(Dataset items)
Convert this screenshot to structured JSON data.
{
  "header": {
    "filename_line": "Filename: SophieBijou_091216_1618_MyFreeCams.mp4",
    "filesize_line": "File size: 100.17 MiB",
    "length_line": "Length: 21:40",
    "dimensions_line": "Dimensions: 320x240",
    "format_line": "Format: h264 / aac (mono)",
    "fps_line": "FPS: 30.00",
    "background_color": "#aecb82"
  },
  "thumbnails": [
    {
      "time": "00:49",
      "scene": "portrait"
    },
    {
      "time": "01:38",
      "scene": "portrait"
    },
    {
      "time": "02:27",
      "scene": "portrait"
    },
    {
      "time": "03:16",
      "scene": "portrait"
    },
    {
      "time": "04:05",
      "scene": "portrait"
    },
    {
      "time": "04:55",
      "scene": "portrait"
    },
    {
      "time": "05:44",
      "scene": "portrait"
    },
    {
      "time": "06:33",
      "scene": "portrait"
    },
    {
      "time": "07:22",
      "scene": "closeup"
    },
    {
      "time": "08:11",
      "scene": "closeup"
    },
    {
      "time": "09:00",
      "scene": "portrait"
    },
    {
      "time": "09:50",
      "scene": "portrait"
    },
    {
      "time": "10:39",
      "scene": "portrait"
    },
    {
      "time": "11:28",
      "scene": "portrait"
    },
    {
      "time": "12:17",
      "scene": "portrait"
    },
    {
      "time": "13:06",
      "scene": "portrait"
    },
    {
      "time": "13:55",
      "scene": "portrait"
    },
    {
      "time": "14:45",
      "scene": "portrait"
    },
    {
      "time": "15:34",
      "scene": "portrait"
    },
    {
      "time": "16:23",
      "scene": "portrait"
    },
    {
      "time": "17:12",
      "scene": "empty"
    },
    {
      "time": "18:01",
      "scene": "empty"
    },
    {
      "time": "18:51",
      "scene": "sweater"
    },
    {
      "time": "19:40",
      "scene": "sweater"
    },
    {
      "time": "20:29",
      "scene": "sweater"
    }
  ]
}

→ WORK TO DO:
Would you give the material above again, complete and exact?

→ CORRECT ANSWER:
Convert this screenshot to structured JSON data.
{
  "header": {
    "filename_line": "Filename: SophieBijou_091216_1618_MyFreeCams.mp4",
    "filesize_line": "File size: 100.17 MiB",
    "length_line": "Length: 21:40",
    "dimensions_line": "Dimensions: 320x240",
    "format_line": "Format: h264 / aac (mono)",
    "fps_line": "FPS: 30.00",
    "background_color": "#aecb82"
  },
  "thumbnails": [
    {
      "time": "00:49",
      "scene": "portrait"
    },
    {
      "time": "01:38",
      "scene": "portrait"
    },
    {
      "time": "02:27",
      "scene": "portrait"
    },
    {
      "time": "03:16",
      "scene": "portrait"
    },
    {
      "time": "04:05",
      "scene": "portrait"
    },
    {
      "time": "04:55",
      "scene": "portrait"
    },
    {
      "time": "05:44",
      "scene": "portrait"
    },
    {
      "time": "06:33",
      "scene": "portrait"
    },
    {
      "time": "07:22",
      "scene": "closeup"
    },
    {
      "time": "08:11",
      "scene": "closeup"
    },
    {
      "time": "09:00",
      "scene": "portrait"
    },
    {
      "time": "09:50",
      "scene": "portrait"
    },
    {
      "time": "10:39",
      "scene": "portrait"
    },
    {
      "time": "11:28",
      "scene": "portrait"
    },
    {
      "time": "12:17",
      "scene": "portrait"
    },
    {
      "time": "13:06",
      "scene": "portrait"
    },
    {
      "time": "13:55",
      "scene": "portrait"
    },
    {
      "time": "14:45",
      "scene": "portrait"
    },
    {
      "time": "15:34",
      "scene": "portrait"
    },
    {
      "time": "16:23",
      "scene": "portrait"
    },
    {
      "time": "17:12",
      "scene": "empty"
    },
    {
      "time": "18:01",
      "scene": "empty"
    },
    {
      "time": "18:51",
      "scene": "sweater"
    },
    {
      "time": "19:40",
      "scene": "sweater"
    },
    {
      "time": "20:29",
      "scene": "sweater"
    }
  ]
}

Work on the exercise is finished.